Find each line with the word "CME的大小是一个确定的值" in it, then give the total alone.

RECORDS TO USE:
= = =
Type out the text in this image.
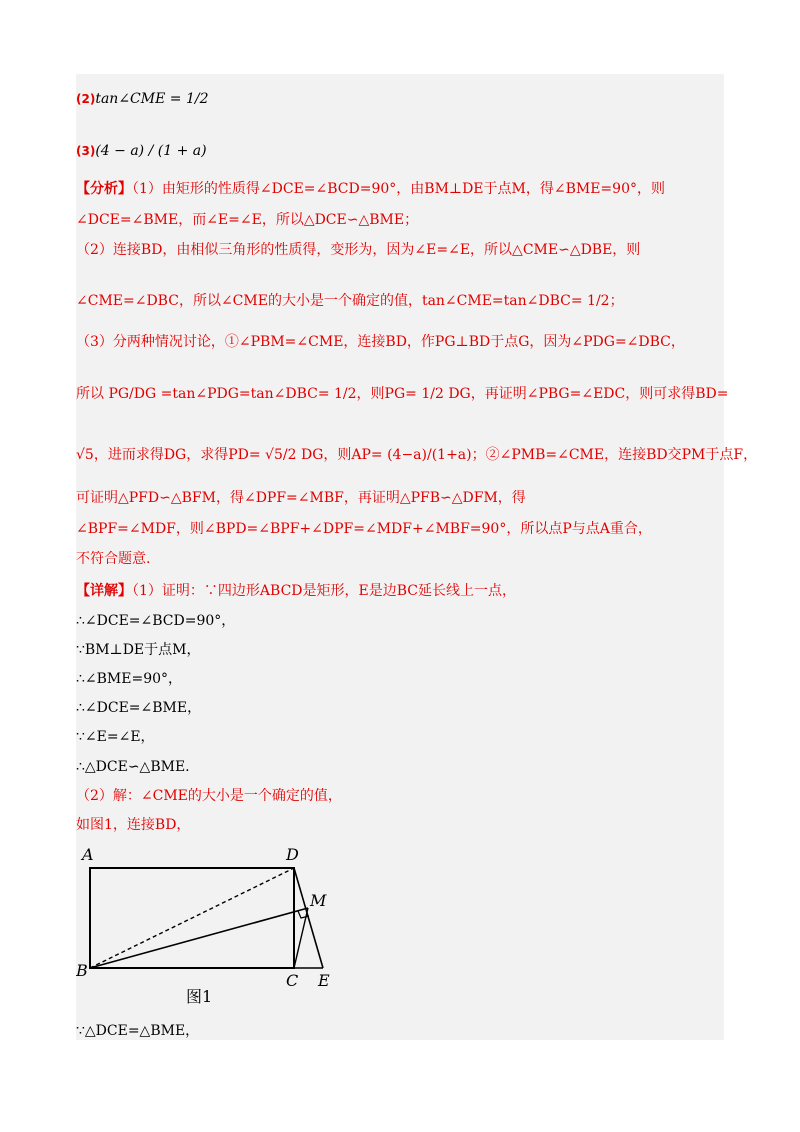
(2)tan∠CME = 1/2
(3)(4 − a) / (1 + a)
【分析】（1）由矩形的性质得∠DCE=∠BCD=90°，由BM⊥DE于点M，得∠BME=90°，则
∠DCE=∠BME，而∠E=∠E，所以△DCE∽△BME；
（2）连接BD，由相似三角形的性质得，变形为，因为∠E=∠E，所以△CME∽△DBE，则
∠CME=∠DBC，所以∠CME的大小是一个确定的值，tan∠CME=tan∠DBC= 1/2；
（3）分两种情况讨论，①∠PBM=∠CME，连接BD，作PG⊥BD于点G，因为∠PDG=∠DBC，
所以 PG/DG =tan∠PDG=tan∠DBC= 1/2，则PG= 1/2 DG，再证明∠PBG=∠EDC，则可求得BD=
√5，进而求得DG，求得PD= √5/2 DG，则AP= (4−a)/(1+a)；②∠PMB=∠CME，连接BD交PM于点F，
可证明△PFD∽△BFM，得∠DPF=∠MBF，再证明△PFB∽△DFM，得
∠BPF=∠MDF，则∠BPD=∠BPF+∠DPF=∠MDF+∠MBF=90°，所以点P与点A重合，
不符合题意.
【详解】（1）证明：∵四边形ABCD是矩形，E是边BC延长线上一点，
∴∠DCE=∠BCD=90°，
∵BM⊥DE于点M，
∴∠BME=90°，
∴∠DCE=∠BME，
∵∠E=∠E，
∴△DCE∽△BME.
（2）解：∠CME的大小是一个确定的值，
如图1，连接BD，
A	D
M
B
C E
图1
∵△DCE=△BME，
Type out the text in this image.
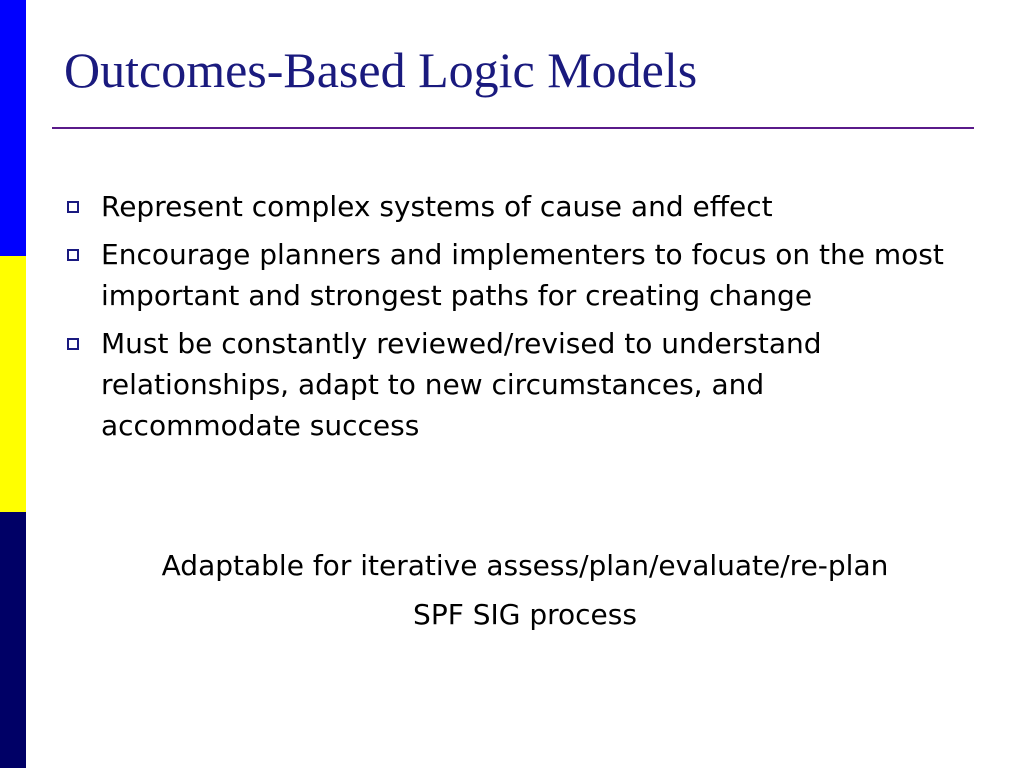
Outcomes-Based Logic Models
Represent complex systems of cause and effect
Encourage planners and implementers to focus on the most important and strongest paths for creating change
Must be constantly reviewed/revised to understand relationships, adapt to new circumstances, and accommodate success
Adaptable for iterative assess/plan/evaluate/re-plan
SPF SIG process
= = =
ANSWER TO THE PROBLEM: 2